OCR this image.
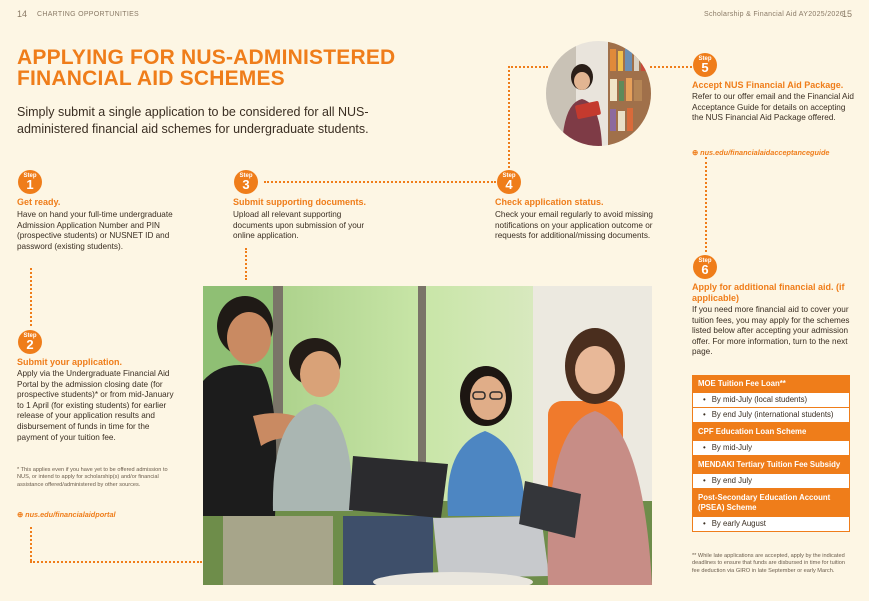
14 CHARTING OPPORTUNITIES	Scholarship & Financial Aid AY2025/2026
15
APPLYING FOR NUS-ADMINISTERED
FINANCIAL AID SCHEMES
Simply submit a single application to be considered for all NUS-administered financial aid schemes for undergraduate students.
Step
1
Get ready.
Have on hand your full-time undergraduate Admission Application Number and PIN (prospective students) or NUSNET ID and password (existing students).
Step
2
Submit your application.
Apply via the Undergraduate Financial Aid Portal by the admission closing date (for prospective students)* or from mid-January to 1 April (for existing students) for earlier release of your application results and disbursement of funds in time for the payment of your tuition fee.
* This applies even if you have yet to be offered admission to NUS, or intend to apply for scholarship(s) and/or financial assistance offered/administered by other sources.
⊕ nus.edu/financialaidportal
Step
3
Submit supporting documents.
Upload all relevant supporting documents upon submission of your online application.
Step
4
Check application status.
Check your email regularly to avoid missing notifications on your application outcome or requests for additional/missing documents.
Step
5
Accept NUS Financial Aid Package.
Refer to our offer email and the Financial Aid Acceptance Guide for details on accepting the NUS Financial Aid Package offered.
⊕ nus.edu/financialaidacceptanceguide
Step
6
Apply for additional financial aid. (if applicable)
If you need more financial aid to cover your tuition fees, you may apply for the schemes listed below after accepting your admission offer. For more information, turn to the next page.
MOE Tuition Fee Loan**
• By mid-July (local students)
• By end July (international students)
CPF Education Loan Scheme
• By mid-July
MENDAKI Tertiary Tuition Fee Subsidy
• By end July
Post-Secondary Education Account (PSEA) Scheme
• By early August
** While late applications are accepted, apply by the indicated deadlines to ensure that funds are disbursed in time for tuition fee deduction via GIRO in late September or early March.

EXERCISE REQUIREMENTS>
Copy the records above exactly. The pictures are not part of the copy.

EXPECTED ANSWER>
OCR this image.
14 CHARTING OPPORTUNITIES	Scholarship & Financial Aid AY2025/2026
15
APPLYING FOR NUS-ADMINISTERED
FINANCIAL AID SCHEMES
Simply submit a single application to be considered for all NUS-administered financial aid schemes for undergraduate students.
Step
1
Get ready.
Have on hand your full-time undergraduate Admission Application Number and PIN (prospective students) or NUSNET ID and password (existing students).
Step
2
Submit your application.
Apply via the Undergraduate Financial Aid Portal by the admission closing date (for prospective students)* or from mid-January to 1 April (for existing students) for earlier release of your application results and disbursement of funds in time for the payment of your tuition fee.
* This applies even if you have yet to be offered admission to NUS, or intend to apply for scholarship(s) and/or financial assistance offered/administered by other sources.
⊕ nus.edu/financialaidportal
Step
3
Submit supporting documents.
Upload all relevant supporting documents upon submission of your online application.
Step
4
Check application status.
Check your email regularly to avoid missing notifications on your application outcome or requests for additional/missing documents.
Step
5
Accept NUS Financial Aid Package.
Refer to our offer email and the Financial Aid Acceptance Guide for details on accepting the NUS Financial Aid Package offered.
⊕ nus.edu/financialaidacceptanceguide
Step
6
Apply for additional financial aid. (if applicable)
If you need more financial aid to cover your tuition fees, you may apply for the schemes listed below after accepting your admission offer. For more information, turn to the next page.
MOE Tuition Fee Loan**
• By mid-July (local students)
• By end July (international students)
CPF Education Loan Scheme
• By mid-July
MENDAKI Tertiary Tuition Fee Subsidy
• By end July
Post-Secondary Education Account (PSEA) Scheme
• By early August
** While late applications are accepted, apply by the indicated deadlines to ensure that funds are disbursed in time for tuition fee deduction via GIRO in late September or early March.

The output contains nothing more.